Source records ▸
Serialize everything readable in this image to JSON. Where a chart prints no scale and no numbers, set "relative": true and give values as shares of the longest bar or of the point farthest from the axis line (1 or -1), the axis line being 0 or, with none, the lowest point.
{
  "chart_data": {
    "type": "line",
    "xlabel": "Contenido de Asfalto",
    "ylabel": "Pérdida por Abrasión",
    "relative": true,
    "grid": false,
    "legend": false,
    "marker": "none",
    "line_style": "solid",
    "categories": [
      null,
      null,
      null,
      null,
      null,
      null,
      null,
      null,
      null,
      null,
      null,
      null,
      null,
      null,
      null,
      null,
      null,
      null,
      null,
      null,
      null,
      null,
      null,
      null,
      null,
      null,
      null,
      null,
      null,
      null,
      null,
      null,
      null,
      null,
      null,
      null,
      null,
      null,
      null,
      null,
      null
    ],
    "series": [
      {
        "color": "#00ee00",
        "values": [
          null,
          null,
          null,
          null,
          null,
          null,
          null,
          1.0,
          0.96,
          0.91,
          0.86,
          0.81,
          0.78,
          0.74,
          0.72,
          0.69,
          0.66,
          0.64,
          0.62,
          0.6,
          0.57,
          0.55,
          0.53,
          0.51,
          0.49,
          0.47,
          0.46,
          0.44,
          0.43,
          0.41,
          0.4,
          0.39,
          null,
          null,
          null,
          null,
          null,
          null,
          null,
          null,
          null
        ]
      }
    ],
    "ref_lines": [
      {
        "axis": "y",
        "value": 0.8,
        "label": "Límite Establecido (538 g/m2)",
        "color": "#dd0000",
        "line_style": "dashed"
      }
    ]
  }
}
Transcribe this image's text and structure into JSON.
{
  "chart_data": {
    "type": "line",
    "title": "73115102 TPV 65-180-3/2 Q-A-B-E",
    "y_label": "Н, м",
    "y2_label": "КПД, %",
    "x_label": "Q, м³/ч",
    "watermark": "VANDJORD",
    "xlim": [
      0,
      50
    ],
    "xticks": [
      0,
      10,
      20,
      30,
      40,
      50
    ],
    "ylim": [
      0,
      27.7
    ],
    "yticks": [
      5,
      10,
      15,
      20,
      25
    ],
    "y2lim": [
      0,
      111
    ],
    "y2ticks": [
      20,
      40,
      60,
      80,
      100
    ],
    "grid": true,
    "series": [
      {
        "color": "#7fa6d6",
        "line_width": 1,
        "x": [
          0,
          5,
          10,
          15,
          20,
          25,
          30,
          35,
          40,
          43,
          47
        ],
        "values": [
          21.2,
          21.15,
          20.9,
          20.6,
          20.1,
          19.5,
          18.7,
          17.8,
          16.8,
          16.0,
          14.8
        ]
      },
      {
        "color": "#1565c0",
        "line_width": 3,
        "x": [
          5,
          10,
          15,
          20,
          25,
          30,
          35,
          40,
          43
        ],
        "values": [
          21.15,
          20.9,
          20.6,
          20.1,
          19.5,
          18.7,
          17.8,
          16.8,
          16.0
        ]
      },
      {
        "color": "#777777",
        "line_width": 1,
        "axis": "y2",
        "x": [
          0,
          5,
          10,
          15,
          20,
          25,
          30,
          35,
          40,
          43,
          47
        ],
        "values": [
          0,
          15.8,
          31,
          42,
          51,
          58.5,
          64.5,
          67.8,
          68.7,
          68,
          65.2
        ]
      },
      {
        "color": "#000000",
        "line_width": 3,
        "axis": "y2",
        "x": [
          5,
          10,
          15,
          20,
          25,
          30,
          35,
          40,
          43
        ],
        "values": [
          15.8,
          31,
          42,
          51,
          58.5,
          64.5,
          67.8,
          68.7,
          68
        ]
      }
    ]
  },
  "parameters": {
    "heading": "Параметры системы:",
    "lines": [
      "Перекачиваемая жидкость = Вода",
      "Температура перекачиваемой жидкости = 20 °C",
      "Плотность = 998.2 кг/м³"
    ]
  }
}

Aim ▸ Reproduce the listing above word for word.

Response ▸
Serialize everything readable in this image to JSON. Where a chart prints no scale and no numbers, set "relative": true and give values as shares of the longest bar or of the point farthest from the axis line (1 or -1), the axis line being 0 or, with none, the lowest point.
{
  "chart_data": {
    "type": "line",
    "xlabel": "Contenido de Asfalto",
    "ylabel": "Pérdida por Abrasión",
    "relative": true,
    "grid": false,
    "legend": false,
    "marker": "none",
    "line_style": "solid",
    "categories": [
      null,
      null,
      null,
      null,
      null,
      null,
      null,
      null,
      null,
      null,
      null,
      null,
      null,
      null,
      null,
      null,
      null,
      null,
      null,
      null,
      null,
      null,
      null,
      null,
      null,
      null,
      null,
      null,
      null,
      null,
      null,
      null,
      null,
      null,
      null,
      null,
      null,
      null,
      null,
      null,
      null
    ],
    "series": [
      {
        "color": "#00ee00",
        "values": [
          null,
          null,
          null,
          null,
          null,
          null,
          null,
          1.0,
          0.96,
          0.91,
          0.86,
          0.81,
          0.78,
          0.74,
          0.72,
          0.69,
          0.66,
          0.64,
          0.62,
          0.6,
          0.57,
          0.55,
          0.53,
          0.51,
          0.49,
          0.47,
          0.46,
          0.44,
          0.43,
          0.41,
          0.4,
          0.39,
          null,
          null,
          null,
          null,
          null,
          null,
          null,
          null,
          null
        ]
      }
    ],
    "ref_lines": [
      {
        "axis": "y",
        "value": 0.8,
        "label": "Límite Establecido (538 g/m2)",
        "color": "#dd0000",
        "line_style": "dashed"
      }
    ]
  }
}
Transcribe this image's text and structure into JSON.
{
  "chart_data": {
    "type": "line",
    "title": "73115102 TPV 65-180-3/2 Q-A-B-E",
    "y_label": "Н, м",
    "y2_label": "КПД, %",
    "x_label": "Q, м³/ч",
    "watermark": "VANDJORD",
    "xlim": [
      0,
      50
    ],
    "xticks": [
      0,
      10,
      20,
      30,
      40,
      50
    ],
    "ylim": [
      0,
      27.7
    ],
    "yticks": [
      5,
      10,
      15,
      20,
      25
    ],
    "y2lim": [
      0,
      111
    ],
    "y2ticks": [
      20,
      40,
      60,
      80,
      100
    ],
    "grid": true,
    "series": [
      {
        "color": "#7fa6d6",
        "line_width": 1,
        "x": [
          0,
          5,
          10,
          15,
          20,
          25,
          30,
          35,
          40,
          43,
          47
        ],
        "values": [
          21.2,
          21.15,
          20.9,
          20.6,
          20.1,
          19.5,
          18.7,
          17.8,
          16.8,
          16.0,
          14.8
        ]
      },
      {
        "color": "#1565c0",
        "line_width": 3,
        "x": [
          5,
          10,
          15,
          20,
          25,
          30,
          35,
          40,
          43
        ],
        "values": [
          21.15,
          20.9,
          20.6,
          20.1,
          19.5,
          18.7,
          17.8,
          16.8,
          16.0
        ]
      },
      {
        "color": "#777777",
        "line_width": 1,
        "axis": "y2",
        "x": [
          0,
          5,
          10,
          15,
          20,
          25,
          30,
          35,
          40,
          43,
          47
        ],
        "values": [
          0,
          15.8,
          31,
          42,
          51,
          58.5,
          64.5,
          67.8,
          68.7,
          68,
          65.2
        ]
      },
      {
        "color": "#000000",
        "line_width": 3,
        "axis": "y2",
        "x": [
          5,
          10,
          15,
          20,
          25,
          30,
          35,
          40,
          43
        ],
        "values": [
          15.8,
          31,
          42,
          51,
          58.5,
          64.5,
          67.8,
          68.7,
          68
        ]
      }
    ]
  },
  "parameters": {
    "heading": "Параметры системы:",
    "lines": [
      "Перекачиваемая жидкость = Вода",
      "Температура перекачиваемой жидкости = 20 °C",
      "Плотность = 998.2 кг/м³"
    ]
  }
}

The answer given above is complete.